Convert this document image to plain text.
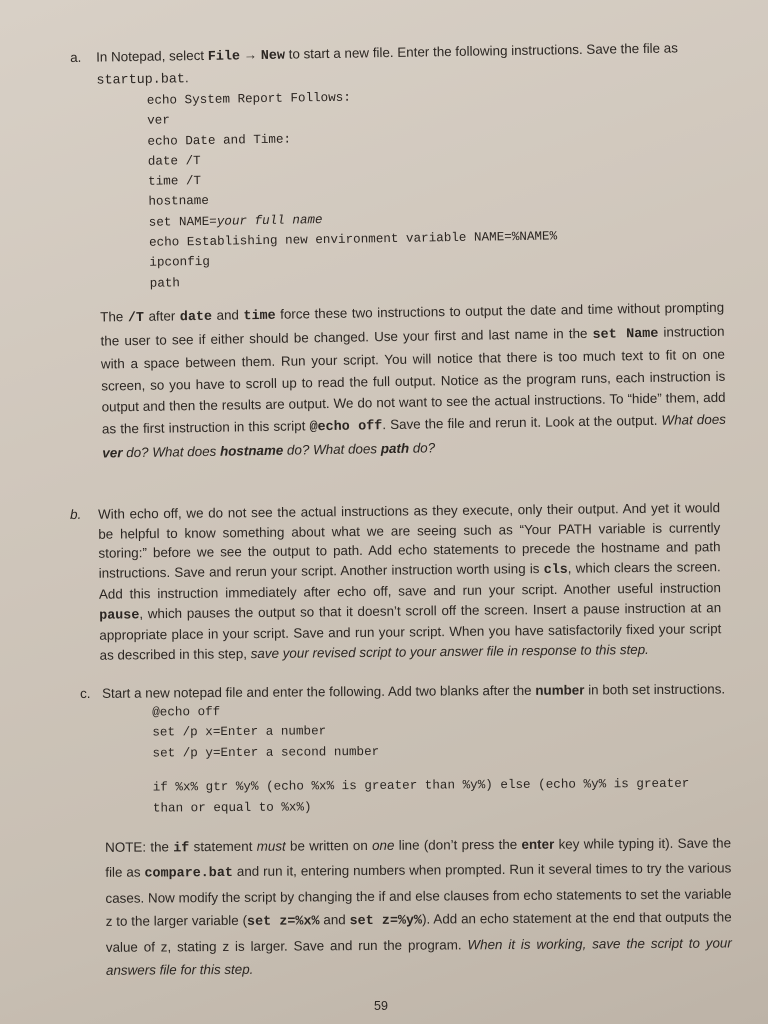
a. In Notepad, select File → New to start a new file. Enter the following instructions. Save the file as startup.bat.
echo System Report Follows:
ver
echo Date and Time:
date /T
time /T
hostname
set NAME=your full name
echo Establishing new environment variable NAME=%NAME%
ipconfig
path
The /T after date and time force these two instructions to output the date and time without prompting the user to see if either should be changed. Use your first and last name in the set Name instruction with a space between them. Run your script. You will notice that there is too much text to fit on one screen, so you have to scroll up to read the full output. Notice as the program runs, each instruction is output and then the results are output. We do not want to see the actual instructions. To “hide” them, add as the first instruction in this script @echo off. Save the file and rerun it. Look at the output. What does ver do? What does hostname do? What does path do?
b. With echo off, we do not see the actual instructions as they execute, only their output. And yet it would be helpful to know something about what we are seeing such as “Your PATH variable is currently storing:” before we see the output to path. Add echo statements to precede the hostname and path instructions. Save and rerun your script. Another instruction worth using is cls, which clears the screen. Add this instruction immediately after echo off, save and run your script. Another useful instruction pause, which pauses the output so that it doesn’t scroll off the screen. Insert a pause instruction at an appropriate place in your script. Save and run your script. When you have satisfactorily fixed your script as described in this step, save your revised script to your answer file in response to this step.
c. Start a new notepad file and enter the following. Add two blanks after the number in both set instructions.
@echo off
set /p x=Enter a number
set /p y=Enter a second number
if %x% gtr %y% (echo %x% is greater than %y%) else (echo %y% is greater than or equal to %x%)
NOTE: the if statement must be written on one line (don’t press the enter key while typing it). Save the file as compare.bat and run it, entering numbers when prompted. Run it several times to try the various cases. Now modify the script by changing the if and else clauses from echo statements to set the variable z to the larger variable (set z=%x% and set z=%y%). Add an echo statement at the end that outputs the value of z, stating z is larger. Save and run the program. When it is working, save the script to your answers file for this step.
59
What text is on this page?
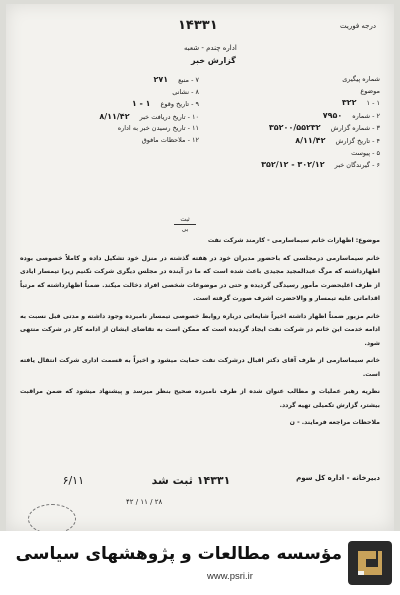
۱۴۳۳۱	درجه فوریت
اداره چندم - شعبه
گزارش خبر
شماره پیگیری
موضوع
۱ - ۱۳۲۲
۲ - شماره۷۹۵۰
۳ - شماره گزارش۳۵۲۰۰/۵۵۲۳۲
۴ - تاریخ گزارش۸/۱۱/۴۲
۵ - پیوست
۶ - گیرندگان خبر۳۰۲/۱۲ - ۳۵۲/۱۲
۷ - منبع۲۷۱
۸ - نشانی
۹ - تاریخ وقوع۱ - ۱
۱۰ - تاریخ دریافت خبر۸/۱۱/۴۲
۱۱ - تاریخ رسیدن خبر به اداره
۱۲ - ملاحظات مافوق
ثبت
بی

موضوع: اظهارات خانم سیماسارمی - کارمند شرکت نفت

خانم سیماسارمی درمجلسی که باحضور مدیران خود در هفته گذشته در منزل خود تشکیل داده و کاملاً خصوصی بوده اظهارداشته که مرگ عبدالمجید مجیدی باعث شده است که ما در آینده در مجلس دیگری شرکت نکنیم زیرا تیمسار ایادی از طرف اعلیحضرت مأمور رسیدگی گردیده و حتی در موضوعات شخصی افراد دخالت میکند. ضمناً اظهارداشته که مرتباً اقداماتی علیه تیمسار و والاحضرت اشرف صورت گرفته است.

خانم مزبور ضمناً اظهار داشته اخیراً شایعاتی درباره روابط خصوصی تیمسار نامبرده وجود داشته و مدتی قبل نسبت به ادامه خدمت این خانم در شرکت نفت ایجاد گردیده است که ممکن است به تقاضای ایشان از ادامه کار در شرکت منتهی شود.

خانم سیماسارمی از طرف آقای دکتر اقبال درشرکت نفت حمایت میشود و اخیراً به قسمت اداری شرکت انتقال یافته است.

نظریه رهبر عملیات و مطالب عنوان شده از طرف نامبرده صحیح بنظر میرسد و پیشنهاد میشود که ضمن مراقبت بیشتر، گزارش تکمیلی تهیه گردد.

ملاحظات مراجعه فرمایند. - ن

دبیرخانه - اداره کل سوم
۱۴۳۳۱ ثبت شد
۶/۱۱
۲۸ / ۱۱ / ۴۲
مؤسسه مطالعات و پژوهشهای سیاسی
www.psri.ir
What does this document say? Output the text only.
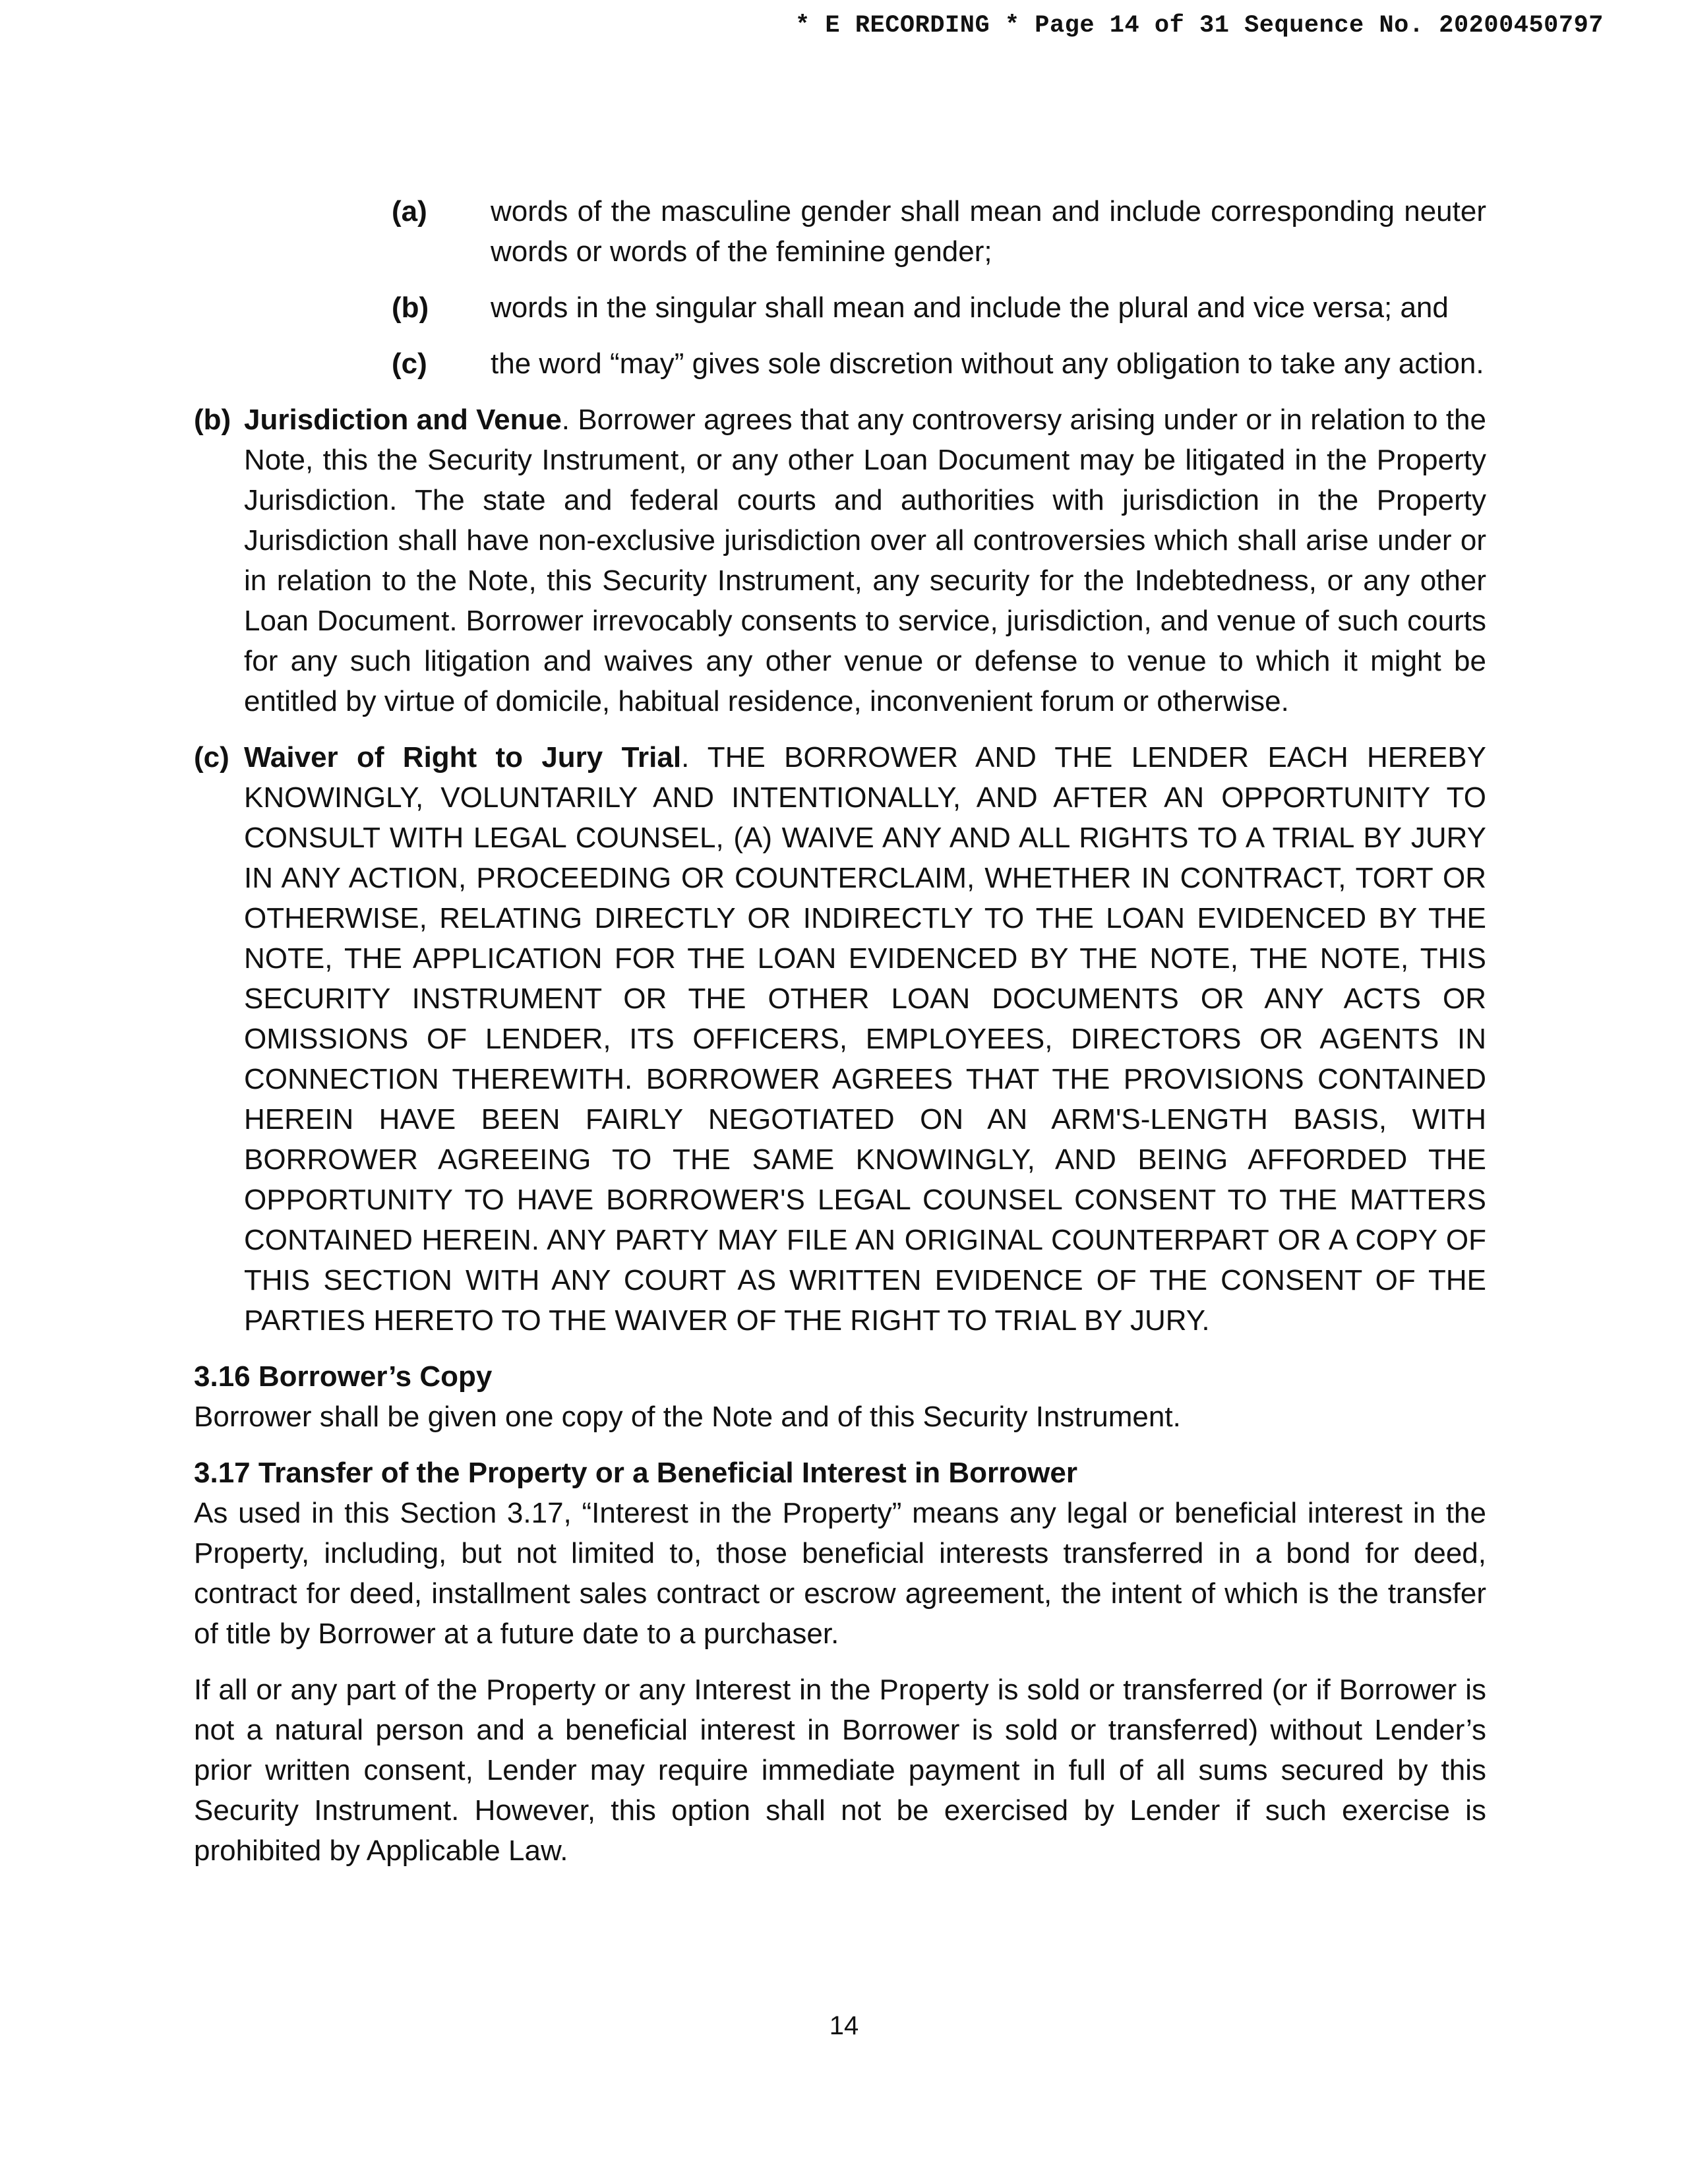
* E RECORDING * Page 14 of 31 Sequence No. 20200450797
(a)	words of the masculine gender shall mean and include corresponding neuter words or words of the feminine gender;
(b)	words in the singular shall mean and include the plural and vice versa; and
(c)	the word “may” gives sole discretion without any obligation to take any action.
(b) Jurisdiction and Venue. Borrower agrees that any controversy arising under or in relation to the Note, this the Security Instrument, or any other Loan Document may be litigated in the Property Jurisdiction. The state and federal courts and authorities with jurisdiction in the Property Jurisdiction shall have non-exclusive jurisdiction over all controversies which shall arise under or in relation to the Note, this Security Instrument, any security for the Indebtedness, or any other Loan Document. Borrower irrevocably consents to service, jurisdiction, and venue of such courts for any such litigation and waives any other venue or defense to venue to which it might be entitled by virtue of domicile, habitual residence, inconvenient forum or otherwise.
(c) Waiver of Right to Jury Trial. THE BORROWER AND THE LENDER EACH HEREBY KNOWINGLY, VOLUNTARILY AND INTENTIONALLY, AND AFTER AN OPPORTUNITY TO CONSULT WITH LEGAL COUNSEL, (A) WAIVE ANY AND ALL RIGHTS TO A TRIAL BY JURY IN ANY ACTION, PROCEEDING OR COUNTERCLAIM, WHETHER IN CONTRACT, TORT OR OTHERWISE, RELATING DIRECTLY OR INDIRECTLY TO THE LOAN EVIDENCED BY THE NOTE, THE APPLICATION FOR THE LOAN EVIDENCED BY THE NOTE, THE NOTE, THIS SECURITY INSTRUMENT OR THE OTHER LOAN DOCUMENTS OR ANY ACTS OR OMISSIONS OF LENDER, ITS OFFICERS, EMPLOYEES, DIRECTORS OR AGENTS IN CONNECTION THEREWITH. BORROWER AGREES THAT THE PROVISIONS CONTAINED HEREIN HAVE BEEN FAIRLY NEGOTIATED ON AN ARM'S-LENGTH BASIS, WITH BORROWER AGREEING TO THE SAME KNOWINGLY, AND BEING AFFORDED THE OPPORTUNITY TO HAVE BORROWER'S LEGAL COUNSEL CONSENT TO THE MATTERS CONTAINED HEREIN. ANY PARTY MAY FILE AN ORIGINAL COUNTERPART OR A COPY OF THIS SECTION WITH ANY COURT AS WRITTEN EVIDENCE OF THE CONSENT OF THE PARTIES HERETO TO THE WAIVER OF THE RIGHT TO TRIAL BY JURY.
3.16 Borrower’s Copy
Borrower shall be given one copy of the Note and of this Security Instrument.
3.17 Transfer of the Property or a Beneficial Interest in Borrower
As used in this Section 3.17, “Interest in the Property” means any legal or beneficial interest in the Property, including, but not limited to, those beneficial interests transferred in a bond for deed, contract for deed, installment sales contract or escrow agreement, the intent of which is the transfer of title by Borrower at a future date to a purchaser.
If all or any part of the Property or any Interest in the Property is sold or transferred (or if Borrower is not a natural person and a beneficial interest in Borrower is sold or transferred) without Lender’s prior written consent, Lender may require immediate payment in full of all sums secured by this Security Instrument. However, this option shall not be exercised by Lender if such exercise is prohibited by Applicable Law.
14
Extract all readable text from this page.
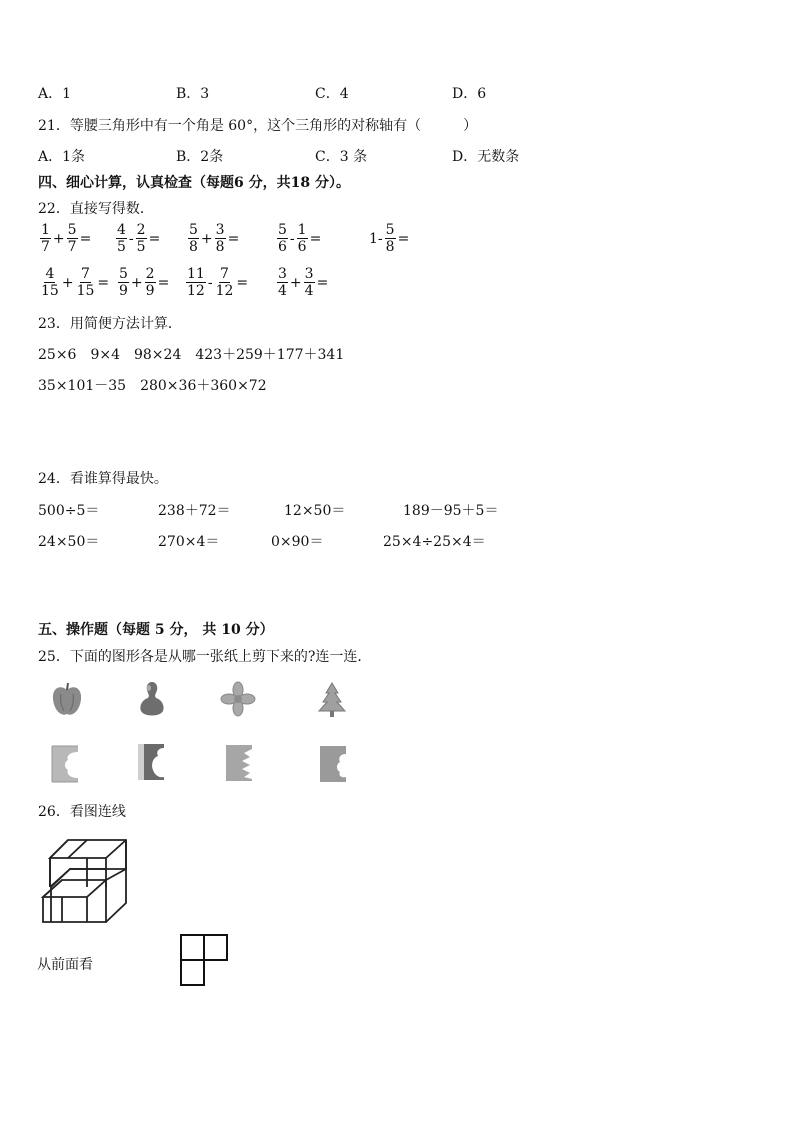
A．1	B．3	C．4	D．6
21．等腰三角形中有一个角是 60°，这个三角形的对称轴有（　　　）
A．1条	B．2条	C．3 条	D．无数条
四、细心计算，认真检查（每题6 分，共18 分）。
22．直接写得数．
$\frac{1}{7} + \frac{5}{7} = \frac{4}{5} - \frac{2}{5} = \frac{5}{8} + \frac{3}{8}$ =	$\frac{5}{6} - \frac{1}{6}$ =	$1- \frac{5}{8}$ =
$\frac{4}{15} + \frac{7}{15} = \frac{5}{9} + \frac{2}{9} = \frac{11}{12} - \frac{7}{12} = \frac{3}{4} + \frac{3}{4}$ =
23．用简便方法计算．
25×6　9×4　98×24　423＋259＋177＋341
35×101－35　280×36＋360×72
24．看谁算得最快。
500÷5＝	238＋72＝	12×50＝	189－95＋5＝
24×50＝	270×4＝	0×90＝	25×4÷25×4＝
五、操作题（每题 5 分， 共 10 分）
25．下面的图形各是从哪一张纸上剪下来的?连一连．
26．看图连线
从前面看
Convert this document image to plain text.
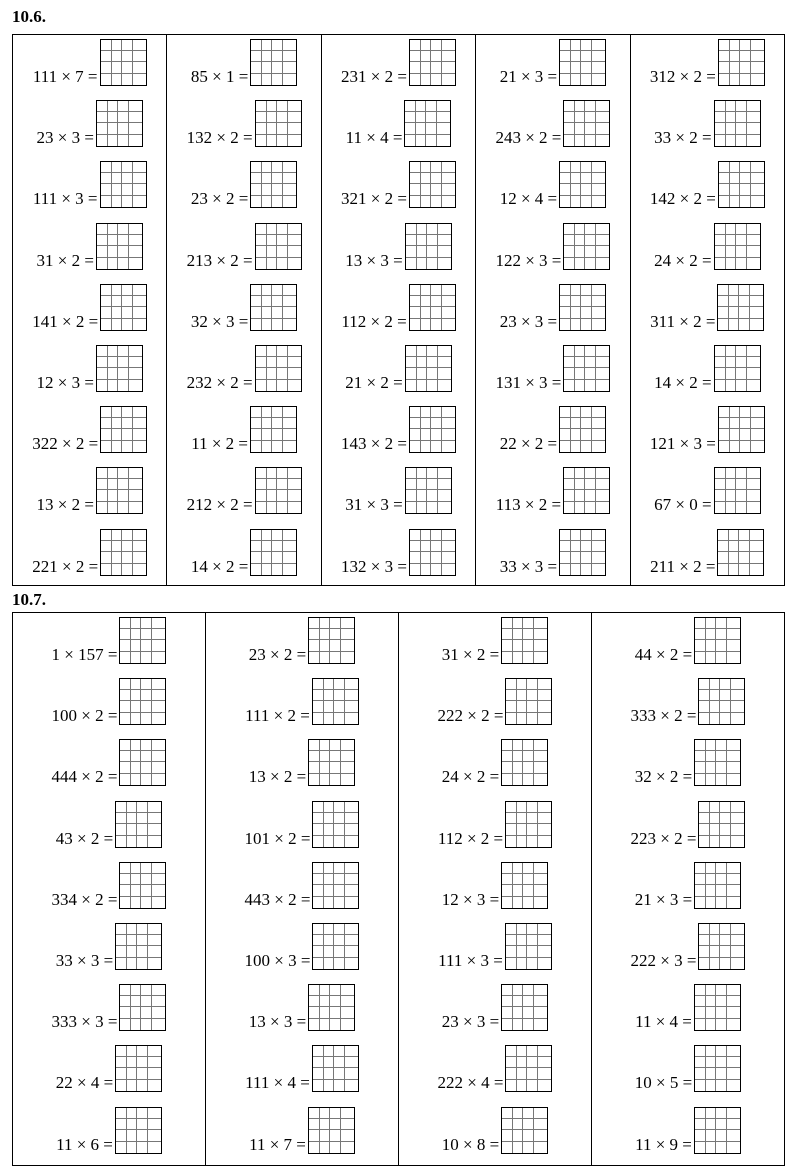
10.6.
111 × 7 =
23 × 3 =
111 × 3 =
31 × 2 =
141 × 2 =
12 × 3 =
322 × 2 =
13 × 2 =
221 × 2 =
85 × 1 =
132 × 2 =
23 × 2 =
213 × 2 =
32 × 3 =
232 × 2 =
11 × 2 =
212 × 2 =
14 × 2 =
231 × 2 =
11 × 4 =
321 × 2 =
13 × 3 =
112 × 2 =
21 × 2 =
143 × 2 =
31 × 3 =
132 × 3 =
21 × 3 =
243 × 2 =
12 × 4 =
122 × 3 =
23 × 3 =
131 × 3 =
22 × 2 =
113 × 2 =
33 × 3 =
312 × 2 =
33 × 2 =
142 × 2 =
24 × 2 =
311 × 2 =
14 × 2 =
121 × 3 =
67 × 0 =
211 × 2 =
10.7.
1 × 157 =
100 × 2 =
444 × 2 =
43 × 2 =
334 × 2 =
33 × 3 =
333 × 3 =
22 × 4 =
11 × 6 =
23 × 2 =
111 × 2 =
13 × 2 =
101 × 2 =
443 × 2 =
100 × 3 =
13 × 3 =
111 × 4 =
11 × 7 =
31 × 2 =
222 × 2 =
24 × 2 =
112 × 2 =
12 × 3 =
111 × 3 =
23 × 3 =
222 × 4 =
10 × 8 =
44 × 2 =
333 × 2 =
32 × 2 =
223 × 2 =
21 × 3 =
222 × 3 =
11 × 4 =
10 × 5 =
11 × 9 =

→ Exercise objective: Emit the lines from the line containing "Extract all readable text from this page." to the final line of the material, inclusive, exactly as written; pictures are excluded.

→ The response:
Extract all readable text from this page.
A．1	B．3	C．4	D．6
21．等腰三角形中有一个角是 60°，这个三角形的对称轴有（　　　）
A．1条	B．2条	C．3 条	D．无数条
四、细心计算，认真检查（每题6 分，共18 分）。
22．直接写得数．
$\frac{1}{7} + \frac{5}{7} = \frac{4}{5} - \frac{2}{5} = \frac{5}{8} + \frac{3}{8}$ =	$\frac{5}{6} - \frac{1}{6}$ =	$1- \frac{5}{8}$ =
$\frac{4}{15} + \frac{7}{15} = \frac{5}{9} + \frac{2}{9} = \frac{11}{12} - \frac{7}{12} = \frac{3}{4} + \frac{3}{4}$ =
23．用简便方法计算．
25×6　9×4　98×24　423＋259＋177＋341
35×101－35　280×36＋360×72
24．看谁算得最快。
500÷5＝	238＋72＝	12×50＝	189－95＋5＝
24×50＝	270×4＝	0×90＝	25×4÷25×4＝
五、操作题（每题 5 分， 共 10 分）
25．下面的图形各是从哪一张纸上剪下来的?连一连．
26．看图连线
从前面看
Convert this document image to plain text.
10.6.
111 × 7 =
23 × 3 =
111 × 3 =
31 × 2 =
141 × 2 =
12 × 3 =
322 × 2 =
13 × 2 =
221 × 2 =
85 × 1 =
132 × 2 =
23 × 2 =
213 × 2 =
32 × 3 =
232 × 2 =
11 × 2 =
212 × 2 =
14 × 2 =
231 × 2 =
11 × 4 =
321 × 2 =
13 × 3 =
112 × 2 =
21 × 2 =
143 × 2 =
31 × 3 =
132 × 3 =
21 × 3 =
243 × 2 =
12 × 4 =
122 × 3 =
23 × 3 =
131 × 3 =
22 × 2 =
113 × 2 =
33 × 3 =
312 × 2 =
33 × 2 =
142 × 2 =
24 × 2 =
311 × 2 =
14 × 2 =
121 × 3 =
67 × 0 =
211 × 2 =
10.7.
1 × 157 =
100 × 2 =
444 × 2 =
43 × 2 =
334 × 2 =
33 × 3 =
333 × 3 =
22 × 4 =
11 × 6 =
23 × 2 =
111 × 2 =
13 × 2 =
101 × 2 =
443 × 2 =
100 × 3 =
13 × 3 =
111 × 4 =
11 × 7 =
31 × 2 =
222 × 2 =
24 × 2 =
112 × 2 =
12 × 3 =
111 × 3 =
23 × 3 =
222 × 4 =
10 × 8 =
44 × 2 =
333 × 2 =
32 × 2 =
223 × 2 =
21 × 3 =
222 × 3 =
11 × 4 =
10 × 5 =
11 × 9 =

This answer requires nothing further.